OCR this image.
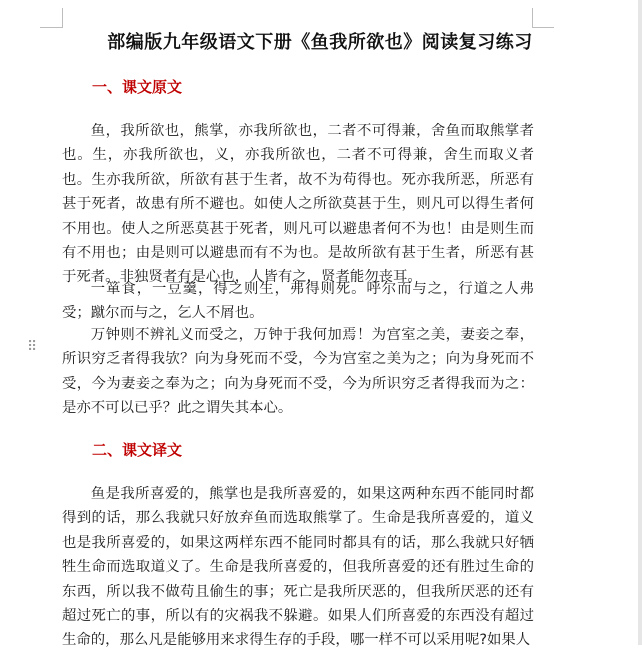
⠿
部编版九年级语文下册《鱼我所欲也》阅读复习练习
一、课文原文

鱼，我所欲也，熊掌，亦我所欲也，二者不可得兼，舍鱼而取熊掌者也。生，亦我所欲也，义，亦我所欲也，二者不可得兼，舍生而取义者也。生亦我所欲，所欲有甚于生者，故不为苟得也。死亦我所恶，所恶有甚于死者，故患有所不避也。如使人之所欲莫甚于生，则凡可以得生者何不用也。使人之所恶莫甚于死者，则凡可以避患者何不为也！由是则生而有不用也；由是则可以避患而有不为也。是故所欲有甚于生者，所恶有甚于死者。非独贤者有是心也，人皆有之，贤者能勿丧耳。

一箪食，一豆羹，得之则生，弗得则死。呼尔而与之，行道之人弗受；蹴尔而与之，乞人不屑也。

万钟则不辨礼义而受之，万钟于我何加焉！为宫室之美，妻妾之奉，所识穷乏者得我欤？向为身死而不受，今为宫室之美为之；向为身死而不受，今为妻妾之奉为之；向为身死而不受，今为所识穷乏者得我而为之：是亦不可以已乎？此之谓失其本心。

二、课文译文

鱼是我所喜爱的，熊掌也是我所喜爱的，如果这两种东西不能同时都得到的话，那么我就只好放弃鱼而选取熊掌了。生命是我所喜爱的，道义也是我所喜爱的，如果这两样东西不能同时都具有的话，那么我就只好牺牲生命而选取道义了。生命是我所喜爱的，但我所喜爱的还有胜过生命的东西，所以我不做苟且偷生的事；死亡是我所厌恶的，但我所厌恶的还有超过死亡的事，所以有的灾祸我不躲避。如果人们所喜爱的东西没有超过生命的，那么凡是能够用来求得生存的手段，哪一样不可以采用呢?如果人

####################

Copy the entries above faithfully and omit every image.

OCR this image.
⠿
部编版九年级语文下册《鱼我所欲也》阅读复习练习
一、课文原文

鱼，我所欲也，熊掌，亦我所欲也，二者不可得兼，舍鱼而取熊掌者也。生，亦我所欲也，义，亦我所欲也，二者不可得兼，舍生而取义者也。生亦我所欲，所欲有甚于生者，故不为苟得也。死亦我所恶，所恶有甚于死者，故患有所不避也。如使人之所欲莫甚于生，则凡可以得生者何不用也。使人之所恶莫甚于死者，则凡可以避患者何不为也！由是则生而有不用也；由是则可以避患而有不为也。是故所欲有甚于生者，所恶有甚于死者。非独贤者有是心也，人皆有之，贤者能勿丧耳。

一箪食，一豆羹，得之则生，弗得则死。呼尔而与之，行道之人弗受；蹴尔而与之，乞人不屑也。

万钟则不辨礼义而受之，万钟于我何加焉！为宫室之美，妻妾之奉，所识穷乏者得我欤？向为身死而不受，今为宫室之美为之；向为身死而不受，今为妻妾之奉为之；向为身死而不受，今为所识穷乏者得我而为之：是亦不可以已乎？此之谓失其本心。

二、课文译文

鱼是我所喜爱的，熊掌也是我所喜爱的，如果这两种东西不能同时都得到的话，那么我就只好放弃鱼而选取熊掌了。生命是我所喜爱的，道义也是我所喜爱的，如果这两样东西不能同时都具有的话，那么我就只好牺牲生命而选取道义了。生命是我所喜爱的，但我所喜爱的还有胜过生命的东西，所以我不做苟且偷生的事；死亡是我所厌恶的，但我所厌恶的还有超过死亡的事，所以有的灾祸我不躲避。如果人们所喜爱的东西没有超过生命的，那么凡是能够用来求得生存的手段，哪一样不可以采用呢?如果人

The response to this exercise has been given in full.